Collection entries
• • • • •

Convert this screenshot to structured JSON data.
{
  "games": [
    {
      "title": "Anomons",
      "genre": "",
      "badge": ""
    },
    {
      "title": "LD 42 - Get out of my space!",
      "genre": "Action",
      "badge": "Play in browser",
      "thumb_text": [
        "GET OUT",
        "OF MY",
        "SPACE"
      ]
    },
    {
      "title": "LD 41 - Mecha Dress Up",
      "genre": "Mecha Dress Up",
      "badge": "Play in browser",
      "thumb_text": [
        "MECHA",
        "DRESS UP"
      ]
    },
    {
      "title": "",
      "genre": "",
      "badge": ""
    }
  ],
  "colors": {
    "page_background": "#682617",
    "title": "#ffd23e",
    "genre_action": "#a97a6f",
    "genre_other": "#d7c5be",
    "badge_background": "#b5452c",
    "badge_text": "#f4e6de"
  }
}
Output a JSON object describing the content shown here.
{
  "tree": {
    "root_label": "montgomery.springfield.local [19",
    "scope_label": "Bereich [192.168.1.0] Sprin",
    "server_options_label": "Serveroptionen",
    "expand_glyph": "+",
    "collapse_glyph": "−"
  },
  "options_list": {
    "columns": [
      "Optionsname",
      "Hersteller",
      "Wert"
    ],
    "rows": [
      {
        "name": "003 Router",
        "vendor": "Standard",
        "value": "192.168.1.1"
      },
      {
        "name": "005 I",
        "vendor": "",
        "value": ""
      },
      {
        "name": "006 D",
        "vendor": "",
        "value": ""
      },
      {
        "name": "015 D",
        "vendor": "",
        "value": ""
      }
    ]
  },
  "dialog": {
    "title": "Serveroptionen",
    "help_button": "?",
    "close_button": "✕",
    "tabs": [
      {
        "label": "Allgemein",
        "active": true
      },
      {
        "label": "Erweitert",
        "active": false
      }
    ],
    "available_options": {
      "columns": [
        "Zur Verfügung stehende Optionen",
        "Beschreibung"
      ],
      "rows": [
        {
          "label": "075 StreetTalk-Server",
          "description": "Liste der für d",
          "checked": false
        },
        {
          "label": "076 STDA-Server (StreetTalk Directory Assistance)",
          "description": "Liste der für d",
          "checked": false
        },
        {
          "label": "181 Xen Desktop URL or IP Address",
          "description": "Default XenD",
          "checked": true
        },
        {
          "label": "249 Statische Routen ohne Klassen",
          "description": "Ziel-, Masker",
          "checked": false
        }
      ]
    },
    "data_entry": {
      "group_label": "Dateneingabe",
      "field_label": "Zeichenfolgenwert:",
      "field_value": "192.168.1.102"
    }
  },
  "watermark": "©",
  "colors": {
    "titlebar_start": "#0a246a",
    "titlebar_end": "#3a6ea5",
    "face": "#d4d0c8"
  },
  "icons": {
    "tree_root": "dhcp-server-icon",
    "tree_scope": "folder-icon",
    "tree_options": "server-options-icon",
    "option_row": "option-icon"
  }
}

• • • • •

--- The task ---
Faithfully copy every entry, leaving nothing out.

--- Response below ---
Convert this screenshot to structured JSON data.
{
  "games": [
    {
      "title": "Anomons",
      "genre": "",
      "badge": ""
    },
    {
      "title": "LD 42 - Get out of my space!",
      "genre": "Action",
      "badge": "Play in browser",
      "thumb_text": [
        "GET OUT",
        "OF MY",
        "SPACE"
      ]
    },
    {
      "title": "LD 41 - Mecha Dress Up",
      "genre": "Mecha Dress Up",
      "badge": "Play in browser",
      "thumb_text": [
        "MECHA",
        "DRESS UP"
      ]
    },
    {
      "title": "",
      "genre": "",
      "badge": ""
    }
  ],
  "colors": {
    "page_background": "#682617",
    "title": "#ffd23e",
    "genre_action": "#a97a6f",
    "genre_other": "#d7c5be",
    "badge_background": "#b5452c",
    "badge_text": "#f4e6de"
  }
}
Output a JSON object describing the content shown here.
{
  "tree": {
    "root_label": "montgomery.springfield.local [19",
    "scope_label": "Bereich [192.168.1.0] Sprin",
    "server_options_label": "Serveroptionen",
    "expand_glyph": "+",
    "collapse_glyph": "−"
  },
  "options_list": {
    "columns": [
      "Optionsname",
      "Hersteller",
      "Wert"
    ],
    "rows": [
      {
        "name": "003 Router",
        "vendor": "Standard",
        "value": "192.168.1.1"
      },
      {
        "name": "005 I",
        "vendor": "",
        "value": ""
      },
      {
        "name": "006 D",
        "vendor": "",
        "value": ""
      },
      {
        "name": "015 D",
        "vendor": "",
        "value": ""
      }
    ]
  },
  "dialog": {
    "title": "Serveroptionen",
    "help_button": "?",
    "close_button": "✕",
    "tabs": [
      {
        "label": "Allgemein",
        "active": true
      },
      {
        "label": "Erweitert",
        "active": false
      }
    ],
    "available_options": {
      "columns": [
        "Zur Verfügung stehende Optionen",
        "Beschreibung"
      ],
      "rows": [
        {
          "label": "075 StreetTalk-Server",
          "description": "Liste der für d",
          "checked": false
        },
        {
          "label": "076 STDA-Server (StreetTalk Directory Assistance)",
          "description": "Liste der für d",
          "checked": false
        },
        {
          "label": "181 Xen Desktop URL or IP Address",
          "description": "Default XenD",
          "checked": true
        },
        {
          "label": "249 Statische Routen ohne Klassen",
          "description": "Ziel-, Masker",
          "checked": false
        }
      ]
    },
    "data_entry": {
      "group_label": "Dateneingabe",
      "field_label": "Zeichenfolgenwert:",
      "field_value": "192.168.1.102"
    }
  },
  "watermark": "©",
  "colors": {
    "titlebar_start": "#0a246a",
    "titlebar_end": "#3a6ea5",
    "face": "#d4d0c8"
  },
  "icons": {
    "tree_root": "dhcp-server-icon",
    "tree_scope": "folder-icon",
    "tree_options": "server-options-icon",
    "option_row": "option-icon"
  }
}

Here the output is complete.